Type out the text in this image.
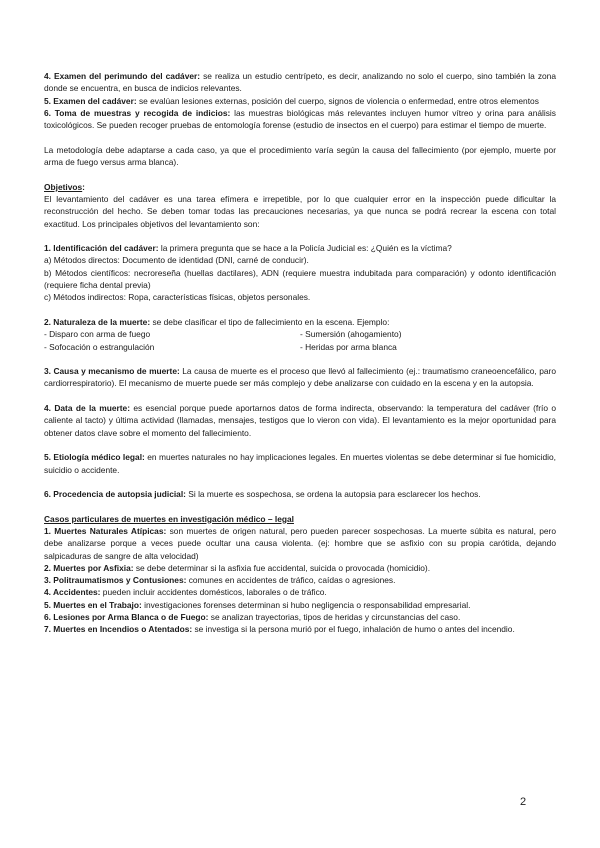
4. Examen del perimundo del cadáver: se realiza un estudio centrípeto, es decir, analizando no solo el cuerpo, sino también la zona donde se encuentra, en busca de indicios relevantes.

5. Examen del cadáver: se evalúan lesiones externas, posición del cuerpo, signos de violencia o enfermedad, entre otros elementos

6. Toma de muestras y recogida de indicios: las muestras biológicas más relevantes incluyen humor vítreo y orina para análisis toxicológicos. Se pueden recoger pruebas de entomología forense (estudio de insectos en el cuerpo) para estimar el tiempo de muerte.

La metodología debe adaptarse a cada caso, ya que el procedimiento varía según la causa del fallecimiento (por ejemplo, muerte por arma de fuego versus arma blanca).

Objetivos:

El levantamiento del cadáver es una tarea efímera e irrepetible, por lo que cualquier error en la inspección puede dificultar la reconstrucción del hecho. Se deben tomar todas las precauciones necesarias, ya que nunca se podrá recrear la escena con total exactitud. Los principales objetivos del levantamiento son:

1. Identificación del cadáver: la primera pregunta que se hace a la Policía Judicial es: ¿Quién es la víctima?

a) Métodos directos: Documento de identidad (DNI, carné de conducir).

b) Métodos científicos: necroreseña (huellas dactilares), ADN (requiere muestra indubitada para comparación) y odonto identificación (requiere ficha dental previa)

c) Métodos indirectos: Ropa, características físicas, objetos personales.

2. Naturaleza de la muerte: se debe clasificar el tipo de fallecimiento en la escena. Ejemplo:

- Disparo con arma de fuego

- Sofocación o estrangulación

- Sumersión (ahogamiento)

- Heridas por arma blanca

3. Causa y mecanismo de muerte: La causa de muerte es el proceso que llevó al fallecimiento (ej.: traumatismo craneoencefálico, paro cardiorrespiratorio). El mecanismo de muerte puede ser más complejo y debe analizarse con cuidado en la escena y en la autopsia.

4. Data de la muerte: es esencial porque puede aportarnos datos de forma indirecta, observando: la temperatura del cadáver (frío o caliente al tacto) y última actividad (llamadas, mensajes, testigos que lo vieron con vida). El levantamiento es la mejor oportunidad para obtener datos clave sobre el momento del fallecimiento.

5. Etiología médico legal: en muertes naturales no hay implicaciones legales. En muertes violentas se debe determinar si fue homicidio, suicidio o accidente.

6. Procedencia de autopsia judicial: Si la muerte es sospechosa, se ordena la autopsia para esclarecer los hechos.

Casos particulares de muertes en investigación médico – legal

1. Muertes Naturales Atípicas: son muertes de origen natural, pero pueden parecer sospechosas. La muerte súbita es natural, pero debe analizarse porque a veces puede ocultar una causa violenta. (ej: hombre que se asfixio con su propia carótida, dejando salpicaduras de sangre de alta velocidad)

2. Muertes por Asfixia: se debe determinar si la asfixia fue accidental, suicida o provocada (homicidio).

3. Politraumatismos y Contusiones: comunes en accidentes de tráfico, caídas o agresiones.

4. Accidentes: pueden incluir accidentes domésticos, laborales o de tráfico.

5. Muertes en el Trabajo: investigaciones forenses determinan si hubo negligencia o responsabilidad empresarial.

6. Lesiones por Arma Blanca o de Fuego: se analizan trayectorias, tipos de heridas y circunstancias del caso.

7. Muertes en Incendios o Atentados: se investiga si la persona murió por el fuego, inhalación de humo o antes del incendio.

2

══════════════════════════════

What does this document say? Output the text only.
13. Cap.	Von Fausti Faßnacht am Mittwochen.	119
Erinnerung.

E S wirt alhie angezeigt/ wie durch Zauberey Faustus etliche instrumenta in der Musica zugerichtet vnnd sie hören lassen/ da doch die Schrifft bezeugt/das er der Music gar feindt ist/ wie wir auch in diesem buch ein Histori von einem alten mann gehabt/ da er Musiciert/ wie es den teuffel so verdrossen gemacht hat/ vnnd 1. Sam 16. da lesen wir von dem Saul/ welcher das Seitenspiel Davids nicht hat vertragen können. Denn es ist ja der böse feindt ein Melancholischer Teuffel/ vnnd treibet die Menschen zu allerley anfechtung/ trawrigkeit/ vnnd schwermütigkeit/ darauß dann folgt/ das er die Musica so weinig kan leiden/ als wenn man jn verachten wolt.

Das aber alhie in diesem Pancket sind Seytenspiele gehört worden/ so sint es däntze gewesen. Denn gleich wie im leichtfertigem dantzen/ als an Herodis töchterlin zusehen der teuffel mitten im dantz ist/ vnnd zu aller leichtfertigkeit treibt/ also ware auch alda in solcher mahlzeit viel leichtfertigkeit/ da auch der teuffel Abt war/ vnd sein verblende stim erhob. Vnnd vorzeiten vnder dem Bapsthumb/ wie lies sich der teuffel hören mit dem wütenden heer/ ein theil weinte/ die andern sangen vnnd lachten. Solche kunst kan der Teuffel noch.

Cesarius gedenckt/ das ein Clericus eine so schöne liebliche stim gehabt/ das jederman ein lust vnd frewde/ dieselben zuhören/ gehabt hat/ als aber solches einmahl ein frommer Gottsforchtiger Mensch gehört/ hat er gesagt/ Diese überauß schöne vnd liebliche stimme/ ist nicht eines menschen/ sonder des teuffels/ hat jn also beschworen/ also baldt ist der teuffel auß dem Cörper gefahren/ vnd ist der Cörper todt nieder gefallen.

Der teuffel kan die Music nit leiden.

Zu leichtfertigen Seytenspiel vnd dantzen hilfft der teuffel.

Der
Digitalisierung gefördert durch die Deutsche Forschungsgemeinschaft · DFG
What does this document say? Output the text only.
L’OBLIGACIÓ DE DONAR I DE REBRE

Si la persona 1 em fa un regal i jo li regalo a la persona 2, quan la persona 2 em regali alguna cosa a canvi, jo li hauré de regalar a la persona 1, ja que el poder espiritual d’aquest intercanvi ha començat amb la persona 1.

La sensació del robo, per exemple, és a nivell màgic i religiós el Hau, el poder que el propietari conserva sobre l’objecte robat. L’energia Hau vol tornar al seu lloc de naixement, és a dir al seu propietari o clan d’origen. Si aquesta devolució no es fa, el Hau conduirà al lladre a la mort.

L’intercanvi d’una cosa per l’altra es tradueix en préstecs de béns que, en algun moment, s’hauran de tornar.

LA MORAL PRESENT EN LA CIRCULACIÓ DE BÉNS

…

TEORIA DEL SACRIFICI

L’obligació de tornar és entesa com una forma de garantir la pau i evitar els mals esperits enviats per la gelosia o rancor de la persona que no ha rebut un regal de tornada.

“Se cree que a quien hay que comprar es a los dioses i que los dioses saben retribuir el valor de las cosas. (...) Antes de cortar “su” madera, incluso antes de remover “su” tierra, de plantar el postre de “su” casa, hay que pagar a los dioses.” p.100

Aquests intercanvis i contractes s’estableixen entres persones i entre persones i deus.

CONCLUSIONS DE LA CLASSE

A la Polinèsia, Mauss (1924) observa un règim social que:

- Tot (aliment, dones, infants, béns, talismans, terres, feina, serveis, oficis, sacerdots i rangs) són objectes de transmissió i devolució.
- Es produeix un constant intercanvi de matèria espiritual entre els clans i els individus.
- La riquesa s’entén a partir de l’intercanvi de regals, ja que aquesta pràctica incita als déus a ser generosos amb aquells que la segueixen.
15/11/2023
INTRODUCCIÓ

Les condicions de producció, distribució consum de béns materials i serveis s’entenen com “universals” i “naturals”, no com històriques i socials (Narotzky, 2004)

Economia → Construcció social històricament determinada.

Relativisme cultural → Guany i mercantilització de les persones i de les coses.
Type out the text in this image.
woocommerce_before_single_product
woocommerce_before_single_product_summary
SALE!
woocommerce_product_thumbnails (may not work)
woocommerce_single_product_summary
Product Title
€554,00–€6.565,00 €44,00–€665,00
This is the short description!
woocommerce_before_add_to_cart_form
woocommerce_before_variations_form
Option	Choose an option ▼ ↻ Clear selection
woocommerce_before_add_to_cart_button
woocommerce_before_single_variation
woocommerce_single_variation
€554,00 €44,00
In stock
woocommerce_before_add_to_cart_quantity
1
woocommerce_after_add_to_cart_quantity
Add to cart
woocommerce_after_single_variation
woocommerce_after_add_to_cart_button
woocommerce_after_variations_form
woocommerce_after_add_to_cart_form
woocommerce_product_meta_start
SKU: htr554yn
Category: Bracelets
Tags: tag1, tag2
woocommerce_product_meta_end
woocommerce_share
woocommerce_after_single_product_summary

══════════════════════════════

Read the entries and pick out all lines that include the word "serveis".

_Expected answer_
- Tot (aliment, dones, infants, béns, talismans, terres, feina, serveis, oficis, sacerdots i rangs) són objectes de transmissió i devolució.
Les condicions de producció, distribució consum de béns materials i serveis s’entenen com “universals” i “naturals”, no com històriques i socials (Narotzky, 2004)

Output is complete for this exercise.